### THE TASK
Transcribe the data that follows precisely, omitting nothing.

Stored data

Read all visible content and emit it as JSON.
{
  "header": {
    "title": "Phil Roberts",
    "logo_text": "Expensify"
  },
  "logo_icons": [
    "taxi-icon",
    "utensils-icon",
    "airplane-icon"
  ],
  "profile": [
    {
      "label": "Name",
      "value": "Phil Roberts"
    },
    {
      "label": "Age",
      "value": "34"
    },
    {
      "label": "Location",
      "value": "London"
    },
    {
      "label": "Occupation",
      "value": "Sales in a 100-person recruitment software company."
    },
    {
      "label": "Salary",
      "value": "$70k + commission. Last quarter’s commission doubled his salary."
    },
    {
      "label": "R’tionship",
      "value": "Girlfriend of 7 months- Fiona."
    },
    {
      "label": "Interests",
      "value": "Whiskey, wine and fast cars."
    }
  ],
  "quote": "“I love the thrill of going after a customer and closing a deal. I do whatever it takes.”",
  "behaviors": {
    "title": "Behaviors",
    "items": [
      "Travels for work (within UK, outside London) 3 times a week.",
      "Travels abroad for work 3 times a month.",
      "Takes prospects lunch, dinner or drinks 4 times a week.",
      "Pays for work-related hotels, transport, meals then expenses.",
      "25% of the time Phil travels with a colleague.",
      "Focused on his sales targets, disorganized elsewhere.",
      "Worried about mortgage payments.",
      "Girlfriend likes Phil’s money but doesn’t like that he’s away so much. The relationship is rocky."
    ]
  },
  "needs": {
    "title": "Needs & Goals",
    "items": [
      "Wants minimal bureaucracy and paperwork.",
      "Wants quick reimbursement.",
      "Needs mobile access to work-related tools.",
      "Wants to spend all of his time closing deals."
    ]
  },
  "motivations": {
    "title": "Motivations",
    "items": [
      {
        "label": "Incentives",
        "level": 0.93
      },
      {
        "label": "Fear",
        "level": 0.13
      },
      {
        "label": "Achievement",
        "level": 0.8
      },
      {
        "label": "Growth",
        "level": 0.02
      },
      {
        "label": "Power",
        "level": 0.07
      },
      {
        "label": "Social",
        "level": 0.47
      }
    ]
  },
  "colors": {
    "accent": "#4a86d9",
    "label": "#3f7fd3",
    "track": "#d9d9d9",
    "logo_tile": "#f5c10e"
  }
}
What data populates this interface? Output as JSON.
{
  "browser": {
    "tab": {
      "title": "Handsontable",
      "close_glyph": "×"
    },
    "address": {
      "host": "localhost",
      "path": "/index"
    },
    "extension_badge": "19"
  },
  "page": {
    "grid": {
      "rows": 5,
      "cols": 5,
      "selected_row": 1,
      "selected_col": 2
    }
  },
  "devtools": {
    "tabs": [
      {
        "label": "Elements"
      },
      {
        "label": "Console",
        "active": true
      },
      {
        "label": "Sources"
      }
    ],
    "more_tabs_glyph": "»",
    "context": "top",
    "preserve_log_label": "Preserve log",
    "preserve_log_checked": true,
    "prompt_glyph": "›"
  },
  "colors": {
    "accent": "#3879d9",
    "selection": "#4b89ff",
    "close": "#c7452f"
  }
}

### FINAL ANSWER
Read all visible content and emit it as JSON.
{
  "header": {
    "title": "Phil Roberts",
    "logo_text": "Expensify"
  },
  "logo_icons": [
    "taxi-icon",
    "utensils-icon",
    "airplane-icon"
  ],
  "profile": [
    {
      "label": "Name",
      "value": "Phil Roberts"
    },
    {
      "label": "Age",
      "value": "34"
    },
    {
      "label": "Location",
      "value": "London"
    },
    {
      "label": "Occupation",
      "value": "Sales in a 100-person recruitment software company."
    },
    {
      "label": "Salary",
      "value": "$70k + commission. Last quarter’s commission doubled his salary."
    },
    {
      "label": "R’tionship",
      "value": "Girlfriend of 7 months- Fiona."
    },
    {
      "label": "Interests",
      "value": "Whiskey, wine and fast cars."
    }
  ],
  "quote": "“I love the thrill of going after a customer and closing a deal. I do whatever it takes.”",
  "behaviors": {
    "title": "Behaviors",
    "items": [
      "Travels for work (within UK, outside London) 3 times a week.",
      "Travels abroad for work 3 times a month.",
      "Takes prospects lunch, dinner or drinks 4 times a week.",
      "Pays for work-related hotels, transport, meals then expenses.",
      "25% of the time Phil travels with a colleague.",
      "Focused on his sales targets, disorganized elsewhere.",
      "Worried about mortgage payments.",
      "Girlfriend likes Phil’s money but doesn’t like that he’s away so much. The relationship is rocky."
    ]
  },
  "needs": {
    "title": "Needs & Goals",
    "items": [
      "Wants minimal bureaucracy and paperwork.",
      "Wants quick reimbursement.",
      "Needs mobile access to work-related tools.",
      "Wants to spend all of his time closing deals."
    ]
  },
  "motivations": {
    "title": "Motivations",
    "items": [
      {
        "label": "Incentives",
        "level": 0.93
      },
      {
        "label": "Fear",
        "level": 0.13
      },
      {
        "label": "Achievement",
        "level": 0.8
      },
      {
        "label": "Growth",
        "level": 0.02
      },
      {
        "label": "Power",
        "level": 0.07
      },
      {
        "label": "Social",
        "level": 0.47
      }
    ]
  },
  "colors": {
    "accent": "#4a86d9",
    "label": "#3f7fd3",
    "track": "#d9d9d9",
    "logo_tile": "#f5c10e"
  }
}
What data populates this interface? Output as JSON.
{
  "browser": {
    "tab": {
      "title": "Handsontable",
      "close_glyph": "×"
    },
    "address": {
      "host": "localhost",
      "path": "/index"
    },
    "extension_badge": "19"
  },
  "page": {
    "grid": {
      "rows": 5,
      "cols": 5,
      "selected_row": 1,
      "selected_col": 2
    }
  },
  "devtools": {
    "tabs": [
      {
        "label": "Elements"
      },
      {
        "label": "Console",
        "active": true
      },
      {
        "label": "Sources"
      }
    ],
    "more_tabs_glyph": "»",
    "context": "top",
    "preserve_log_label": "Preserve log",
    "preserve_log_checked": true,
    "prompt_glyph": "›"
  },
  "colors": {
    "accent": "#3879d9",
    "selection": "#4b89ff",
    "close": "#c7452f"
  }
}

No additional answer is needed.